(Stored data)
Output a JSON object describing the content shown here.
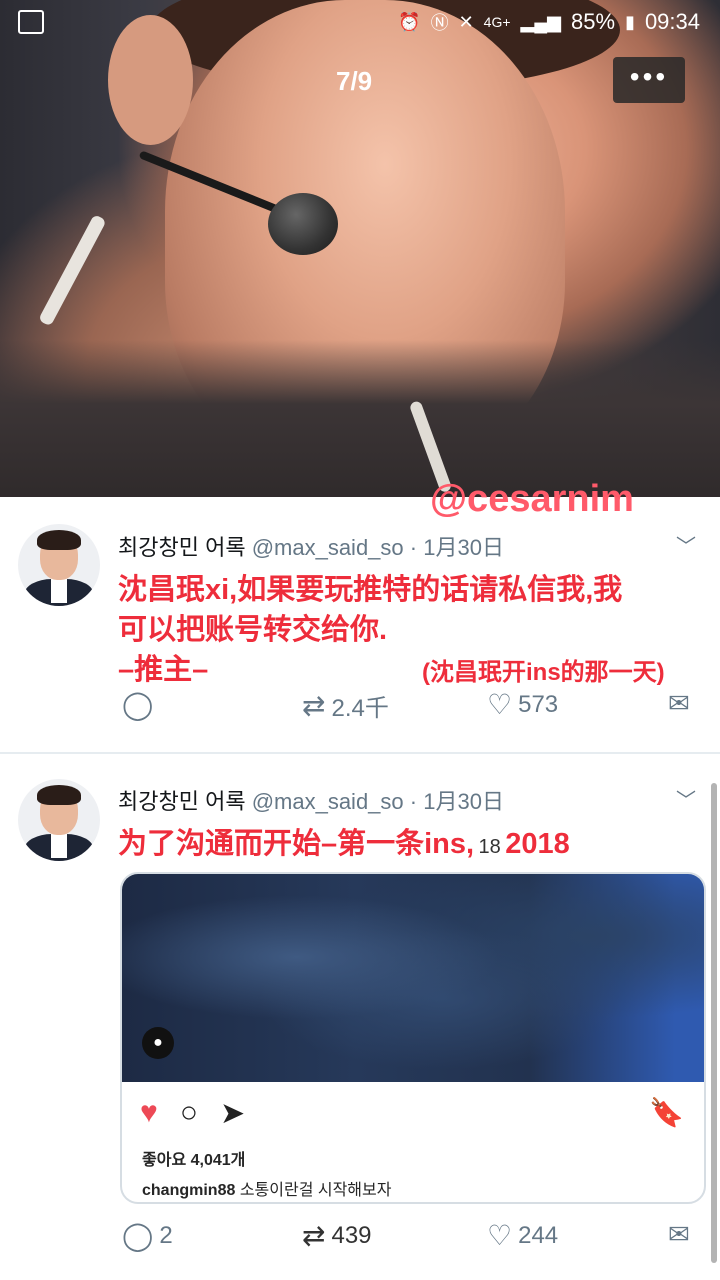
{
  "status_bar": {
    "network": "4G+",
    "battery": "85%",
    "time": "09:34"
  },
  "viewer": {
    "counter": "7/9",
    "more_label": "•••"
  },
  "watermark": "@cesarnim",
  "tweets": [
    {
      "name": "최강창민 어록",
      "handle": "@max_said_so",
      "date": "1月30日",
      "text_line1": "沈昌珉xi,如果要玩推特的话请私信我,我",
      "text_line2": "可以把账号转交给你.",
      "signature": "–推主–",
      "annotation": "(沈昌珉开ins的那一天)",
      "retweets": "2.4千",
      "likes": "573"
    },
    {
      "name": "최강창민 어록",
      "handle": "@max_said_so",
      "date": "1月30日",
      "text": "为了沟通而开始–第一条ins,",
      "text_small": "18",
      "text_year": "2018",
      "replies": "2",
      "retweets": "439",
      "likes": "244",
      "instagram": {
        "likes_text": "좋아요 4,041개",
        "caption_user": "changmin88",
        "caption_text": "소통이란걸 시작해보자"
      }
    }
  ]
}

Work to be completed
Quote the preceding listing precisely and completely, omitting its images.

Response below
Output a JSON object describing the content shown here.
{
  "status_bar": {
    "network": "4G+",
    "battery": "85%",
    "time": "09:34"
  },
  "viewer": {
    "counter": "7/9",
    "more_label": "•••"
  },
  "watermark": "@cesarnim",
  "tweets": [
    {
      "name": "최강창민 어록",
      "handle": "@max_said_so",
      "date": "1月30日",
      "text_line1": "沈昌珉xi,如果要玩推特的话请私信我,我",
      "text_line2": "可以把账号转交给你.",
      "signature": "–推主–",
      "annotation": "(沈昌珉开ins的那一天)",
      "retweets": "2.4千",
      "likes": "573"
    },
    {
      "name": "최강창민 어록",
      "handle": "@max_said_so",
      "date": "1月30日",
      "text": "为了沟通而开始–第一条ins,",
      "text_small": "18",
      "text_year": "2018",
      "replies": "2",
      "retweets": "439",
      "likes": "244",
      "instagram": {
        "likes_text": "좋아요 4,041개",
        "caption_user": "changmin88",
        "caption_text": "소통이란걸 시작해보자"
      }
    }
  ]
}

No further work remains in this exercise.